- **AIM**
Looking through the listing, how many of its lines hold the word "Third"? Answer with only the number.

--- begin ---

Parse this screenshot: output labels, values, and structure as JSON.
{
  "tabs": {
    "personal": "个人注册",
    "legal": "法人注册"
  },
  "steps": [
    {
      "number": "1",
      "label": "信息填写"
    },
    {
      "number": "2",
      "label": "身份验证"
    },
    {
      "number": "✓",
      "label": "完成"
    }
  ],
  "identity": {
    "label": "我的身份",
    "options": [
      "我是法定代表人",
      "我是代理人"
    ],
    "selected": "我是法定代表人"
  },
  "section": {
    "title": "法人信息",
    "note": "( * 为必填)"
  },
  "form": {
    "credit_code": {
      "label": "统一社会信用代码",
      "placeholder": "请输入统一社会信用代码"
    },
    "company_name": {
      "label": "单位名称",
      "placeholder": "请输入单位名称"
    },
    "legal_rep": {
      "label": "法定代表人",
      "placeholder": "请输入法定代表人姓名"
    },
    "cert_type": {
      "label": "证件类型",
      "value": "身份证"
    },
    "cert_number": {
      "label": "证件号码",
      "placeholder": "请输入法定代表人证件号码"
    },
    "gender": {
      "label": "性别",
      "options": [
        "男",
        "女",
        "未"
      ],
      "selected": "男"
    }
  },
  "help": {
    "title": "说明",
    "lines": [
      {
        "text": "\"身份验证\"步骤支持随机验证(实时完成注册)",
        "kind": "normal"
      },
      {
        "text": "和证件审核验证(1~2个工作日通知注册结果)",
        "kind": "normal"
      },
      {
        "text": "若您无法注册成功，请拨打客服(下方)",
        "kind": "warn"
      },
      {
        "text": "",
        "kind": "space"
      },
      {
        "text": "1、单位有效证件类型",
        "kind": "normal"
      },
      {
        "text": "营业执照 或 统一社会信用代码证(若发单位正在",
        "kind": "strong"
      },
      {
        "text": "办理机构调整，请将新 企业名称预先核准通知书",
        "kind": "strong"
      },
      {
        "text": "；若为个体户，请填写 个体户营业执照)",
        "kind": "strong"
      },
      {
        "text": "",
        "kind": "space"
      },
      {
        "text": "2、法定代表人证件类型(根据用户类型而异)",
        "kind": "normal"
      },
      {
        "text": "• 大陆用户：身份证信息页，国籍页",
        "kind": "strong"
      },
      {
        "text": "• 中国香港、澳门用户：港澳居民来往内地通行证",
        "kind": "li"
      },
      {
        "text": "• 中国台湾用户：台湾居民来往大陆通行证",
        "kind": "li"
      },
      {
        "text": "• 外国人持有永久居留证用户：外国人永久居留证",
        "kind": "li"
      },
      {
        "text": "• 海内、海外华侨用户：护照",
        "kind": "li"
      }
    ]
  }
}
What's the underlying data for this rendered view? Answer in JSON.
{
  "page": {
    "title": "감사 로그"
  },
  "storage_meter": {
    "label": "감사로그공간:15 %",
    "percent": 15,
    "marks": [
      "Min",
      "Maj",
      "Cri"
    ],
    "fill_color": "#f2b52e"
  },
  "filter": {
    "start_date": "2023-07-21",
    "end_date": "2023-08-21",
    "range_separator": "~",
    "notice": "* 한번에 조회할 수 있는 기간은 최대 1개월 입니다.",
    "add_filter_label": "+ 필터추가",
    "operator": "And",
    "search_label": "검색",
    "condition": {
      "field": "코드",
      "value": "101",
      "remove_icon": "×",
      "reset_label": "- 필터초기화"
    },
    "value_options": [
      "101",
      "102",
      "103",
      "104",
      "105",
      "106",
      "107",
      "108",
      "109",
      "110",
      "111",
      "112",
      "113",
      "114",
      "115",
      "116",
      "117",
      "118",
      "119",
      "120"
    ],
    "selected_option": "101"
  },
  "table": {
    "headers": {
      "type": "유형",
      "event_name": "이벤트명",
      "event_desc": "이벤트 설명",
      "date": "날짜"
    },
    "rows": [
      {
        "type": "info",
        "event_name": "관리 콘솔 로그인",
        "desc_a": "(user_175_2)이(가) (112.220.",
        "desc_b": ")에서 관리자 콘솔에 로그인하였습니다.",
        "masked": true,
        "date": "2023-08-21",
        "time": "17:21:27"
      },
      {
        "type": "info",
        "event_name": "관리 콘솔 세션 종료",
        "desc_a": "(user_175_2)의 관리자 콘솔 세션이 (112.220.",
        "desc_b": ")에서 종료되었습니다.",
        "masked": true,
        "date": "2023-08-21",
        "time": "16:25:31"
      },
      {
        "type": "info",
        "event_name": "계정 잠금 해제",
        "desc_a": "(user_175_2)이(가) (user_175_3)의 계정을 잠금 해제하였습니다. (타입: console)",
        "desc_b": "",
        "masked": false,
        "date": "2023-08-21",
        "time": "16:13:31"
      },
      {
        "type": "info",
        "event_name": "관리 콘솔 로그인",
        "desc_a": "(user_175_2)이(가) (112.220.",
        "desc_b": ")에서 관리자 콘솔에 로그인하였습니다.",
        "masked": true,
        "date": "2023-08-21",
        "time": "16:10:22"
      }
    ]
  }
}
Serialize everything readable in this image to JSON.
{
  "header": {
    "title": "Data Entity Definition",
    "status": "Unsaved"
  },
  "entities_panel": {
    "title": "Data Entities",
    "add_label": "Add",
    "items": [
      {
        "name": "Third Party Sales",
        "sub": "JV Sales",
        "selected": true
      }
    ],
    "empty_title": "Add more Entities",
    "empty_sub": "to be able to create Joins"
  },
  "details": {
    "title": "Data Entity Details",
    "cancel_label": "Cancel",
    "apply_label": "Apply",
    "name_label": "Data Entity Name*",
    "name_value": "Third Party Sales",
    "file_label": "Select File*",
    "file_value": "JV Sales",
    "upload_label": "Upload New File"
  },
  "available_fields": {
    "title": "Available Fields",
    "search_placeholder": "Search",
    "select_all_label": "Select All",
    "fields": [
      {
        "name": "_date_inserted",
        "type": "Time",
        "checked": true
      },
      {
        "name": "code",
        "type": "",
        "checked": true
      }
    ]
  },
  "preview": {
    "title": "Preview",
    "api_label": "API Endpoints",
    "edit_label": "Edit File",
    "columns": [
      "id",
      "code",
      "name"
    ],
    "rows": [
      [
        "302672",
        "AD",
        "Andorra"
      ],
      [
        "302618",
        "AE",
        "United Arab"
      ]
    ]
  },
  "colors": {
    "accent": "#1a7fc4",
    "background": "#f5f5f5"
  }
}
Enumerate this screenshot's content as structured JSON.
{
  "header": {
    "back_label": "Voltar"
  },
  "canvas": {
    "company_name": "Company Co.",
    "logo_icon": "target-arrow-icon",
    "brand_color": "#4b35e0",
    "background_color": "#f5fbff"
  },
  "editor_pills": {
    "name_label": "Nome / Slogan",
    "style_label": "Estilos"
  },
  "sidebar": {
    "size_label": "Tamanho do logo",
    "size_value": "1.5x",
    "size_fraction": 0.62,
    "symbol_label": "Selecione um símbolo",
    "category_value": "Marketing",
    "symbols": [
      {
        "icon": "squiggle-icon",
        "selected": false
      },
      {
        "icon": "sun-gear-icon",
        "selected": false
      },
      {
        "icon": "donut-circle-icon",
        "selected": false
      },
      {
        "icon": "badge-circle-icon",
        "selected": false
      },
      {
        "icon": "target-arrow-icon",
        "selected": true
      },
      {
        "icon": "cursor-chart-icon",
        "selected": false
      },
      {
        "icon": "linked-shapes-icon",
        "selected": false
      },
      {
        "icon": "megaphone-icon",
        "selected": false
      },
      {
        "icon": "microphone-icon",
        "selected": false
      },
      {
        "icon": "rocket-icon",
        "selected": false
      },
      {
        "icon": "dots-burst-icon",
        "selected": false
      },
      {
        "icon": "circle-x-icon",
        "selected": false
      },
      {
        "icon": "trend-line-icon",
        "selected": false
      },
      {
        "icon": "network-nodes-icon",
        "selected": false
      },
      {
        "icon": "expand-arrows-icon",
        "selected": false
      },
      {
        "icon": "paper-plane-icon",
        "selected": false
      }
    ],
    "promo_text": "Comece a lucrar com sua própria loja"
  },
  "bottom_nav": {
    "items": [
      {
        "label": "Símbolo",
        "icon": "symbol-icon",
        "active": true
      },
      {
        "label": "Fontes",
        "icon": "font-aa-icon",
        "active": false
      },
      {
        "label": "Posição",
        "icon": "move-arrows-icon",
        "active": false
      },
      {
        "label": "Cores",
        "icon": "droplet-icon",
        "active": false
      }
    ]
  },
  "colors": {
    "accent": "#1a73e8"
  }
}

--- end ---

- **RESULT FOR THIS EXERCISE**
2